From the entries below, gather every line containing the string "this".
## Start Stored records
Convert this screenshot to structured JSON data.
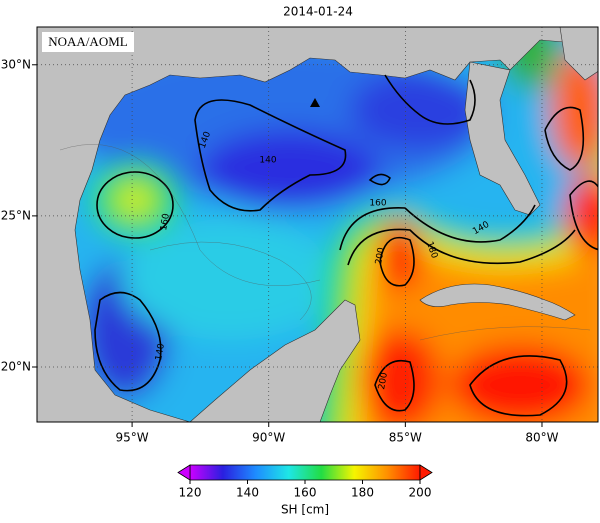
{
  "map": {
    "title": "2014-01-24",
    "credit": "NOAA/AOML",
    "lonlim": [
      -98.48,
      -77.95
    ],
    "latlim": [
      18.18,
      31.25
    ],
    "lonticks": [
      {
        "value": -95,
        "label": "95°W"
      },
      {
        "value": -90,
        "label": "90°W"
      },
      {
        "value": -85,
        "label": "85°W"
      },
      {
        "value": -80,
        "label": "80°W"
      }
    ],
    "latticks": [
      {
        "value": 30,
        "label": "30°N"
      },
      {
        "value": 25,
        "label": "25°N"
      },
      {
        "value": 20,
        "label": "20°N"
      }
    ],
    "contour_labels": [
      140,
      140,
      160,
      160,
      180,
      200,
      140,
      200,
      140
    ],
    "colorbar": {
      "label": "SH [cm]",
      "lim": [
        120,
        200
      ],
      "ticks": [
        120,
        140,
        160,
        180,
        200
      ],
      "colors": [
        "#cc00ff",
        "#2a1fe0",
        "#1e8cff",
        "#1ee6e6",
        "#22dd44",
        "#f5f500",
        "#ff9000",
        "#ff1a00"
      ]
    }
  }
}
## End Stored records
## Start Stored records
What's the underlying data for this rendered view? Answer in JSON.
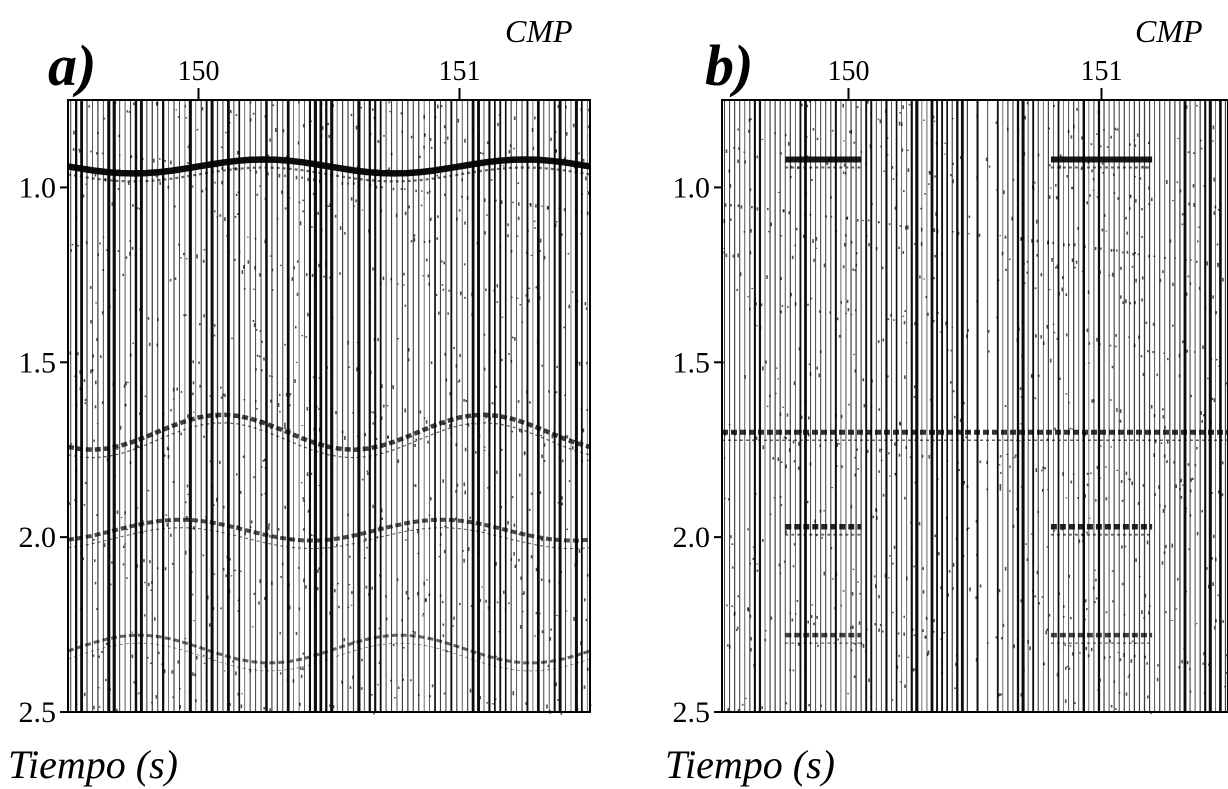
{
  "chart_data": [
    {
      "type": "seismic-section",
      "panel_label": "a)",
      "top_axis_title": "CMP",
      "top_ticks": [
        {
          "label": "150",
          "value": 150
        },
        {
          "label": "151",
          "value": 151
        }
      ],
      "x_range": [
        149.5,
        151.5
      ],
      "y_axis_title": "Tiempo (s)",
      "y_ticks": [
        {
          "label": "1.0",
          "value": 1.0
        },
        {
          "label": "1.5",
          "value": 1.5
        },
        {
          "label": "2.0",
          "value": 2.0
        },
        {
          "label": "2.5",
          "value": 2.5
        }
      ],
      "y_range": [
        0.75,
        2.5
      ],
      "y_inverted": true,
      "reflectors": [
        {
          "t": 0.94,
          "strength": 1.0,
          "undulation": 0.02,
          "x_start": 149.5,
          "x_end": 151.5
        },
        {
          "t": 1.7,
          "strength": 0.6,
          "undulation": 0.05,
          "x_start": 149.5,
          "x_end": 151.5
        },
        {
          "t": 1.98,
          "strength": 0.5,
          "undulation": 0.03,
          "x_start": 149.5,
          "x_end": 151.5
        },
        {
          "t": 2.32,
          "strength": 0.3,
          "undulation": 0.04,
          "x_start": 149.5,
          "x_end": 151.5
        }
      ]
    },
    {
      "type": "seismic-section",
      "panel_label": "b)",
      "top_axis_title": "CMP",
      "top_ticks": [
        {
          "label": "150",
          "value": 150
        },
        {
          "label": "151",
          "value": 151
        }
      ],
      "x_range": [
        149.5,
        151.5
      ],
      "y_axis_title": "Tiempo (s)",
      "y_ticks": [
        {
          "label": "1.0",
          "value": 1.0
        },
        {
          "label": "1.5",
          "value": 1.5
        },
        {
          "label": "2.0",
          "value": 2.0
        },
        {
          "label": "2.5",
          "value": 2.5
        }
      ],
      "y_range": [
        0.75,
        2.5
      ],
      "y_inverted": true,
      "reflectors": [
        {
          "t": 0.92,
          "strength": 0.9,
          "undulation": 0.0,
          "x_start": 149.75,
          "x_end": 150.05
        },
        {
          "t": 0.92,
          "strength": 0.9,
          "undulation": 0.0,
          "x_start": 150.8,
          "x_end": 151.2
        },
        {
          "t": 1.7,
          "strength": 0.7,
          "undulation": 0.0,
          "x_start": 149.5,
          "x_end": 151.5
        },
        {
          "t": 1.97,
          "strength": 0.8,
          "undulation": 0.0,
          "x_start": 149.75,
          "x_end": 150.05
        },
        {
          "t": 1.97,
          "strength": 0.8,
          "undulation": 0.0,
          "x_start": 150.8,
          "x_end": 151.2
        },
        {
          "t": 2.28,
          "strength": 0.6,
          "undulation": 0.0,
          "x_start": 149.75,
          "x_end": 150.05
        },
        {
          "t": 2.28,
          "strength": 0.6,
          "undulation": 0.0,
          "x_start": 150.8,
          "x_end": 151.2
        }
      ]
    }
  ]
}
## End Stored records
# The output:
Convert this screenshot to structured JSON data.
What's the underlying data for this rendered view? Answer in JSON.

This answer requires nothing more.